• **EXERCISE**
Return only those lines of the records below in which "label" appears.

[App and web page records]
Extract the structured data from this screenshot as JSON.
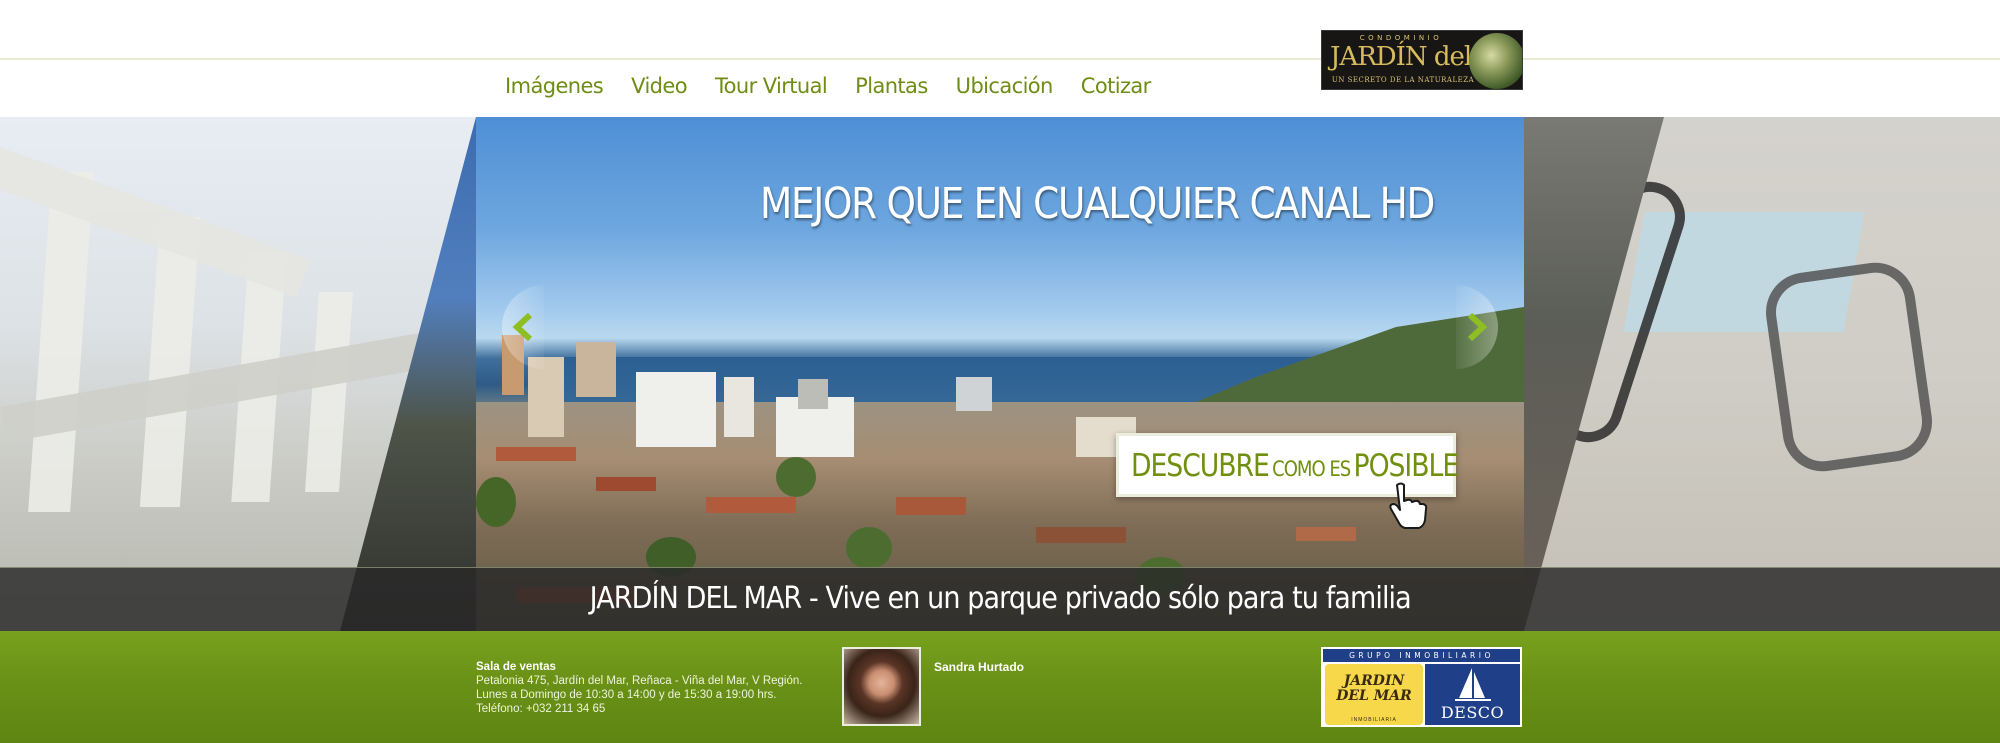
{
  "header": {
    "logo": {
      "top_text": "CONDOMINIO",
      "main_text": "JARDÍN del MAR",
      "sub_text": "UN SECRETO DE LA NATURALEZA"
    },
    "nav": [
      {
        "label": "Imágenes"
      },
      {
        "label": "Video"
      },
      {
        "label": "Tour Virtual"
      },
      {
        "label": "Plantas"
      },
      {
        "label": "Ubicación"
      },
      {
        "label": "Cotizar"
      }
    ]
  },
  "hero": {
    "headline": "MEJOR QUE EN CUALQUIER CANAL HD",
    "cta": {
      "word1": "DESCUBRE",
      "word2": "COMO ES",
      "word3": "POSIBLE"
    },
    "caption": "JARDÍN DEL MAR - Vive en un parque privado sólo para tu familia"
  },
  "footer": {
    "sales": {
      "title": "Sala de ventas",
      "address": "Petalonia 475, Jardín del Mar, Reñaca - Viña del Mar, V Región.",
      "hours": "Lunes a Domingo de 10:30 a 14:00 y de 15:30 a 19:00 hrs.",
      "phone": "Teléfono: +032 211 34 65"
    },
    "agent_name": "Sandra Hurtado",
    "partner_logo": {
      "header": "GRUPO INMOBILIARIO",
      "jdm_text": "JARDIN DEL MAR",
      "jdm_sub": "INMOBILIARIA",
      "desco_text": "DESCO"
    }
  },
  "colors": {
    "nav_green": "#6f8c14",
    "footer_green": "#6a9116",
    "caption_bar": "#282828"
  },
  "icons": {
    "prev": "chevron-left-icon",
    "next": "chevron-right-icon",
    "cursor": "hand-cursor-icon"
  }
}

• **WRITTEN RESPONSE**
        "label": "Imágenes"
        "label": "Video"
        "label": "Tour Virtual"
        "label": "Plantas"
        "label": "Ubicación"
        "label": "Cotizar"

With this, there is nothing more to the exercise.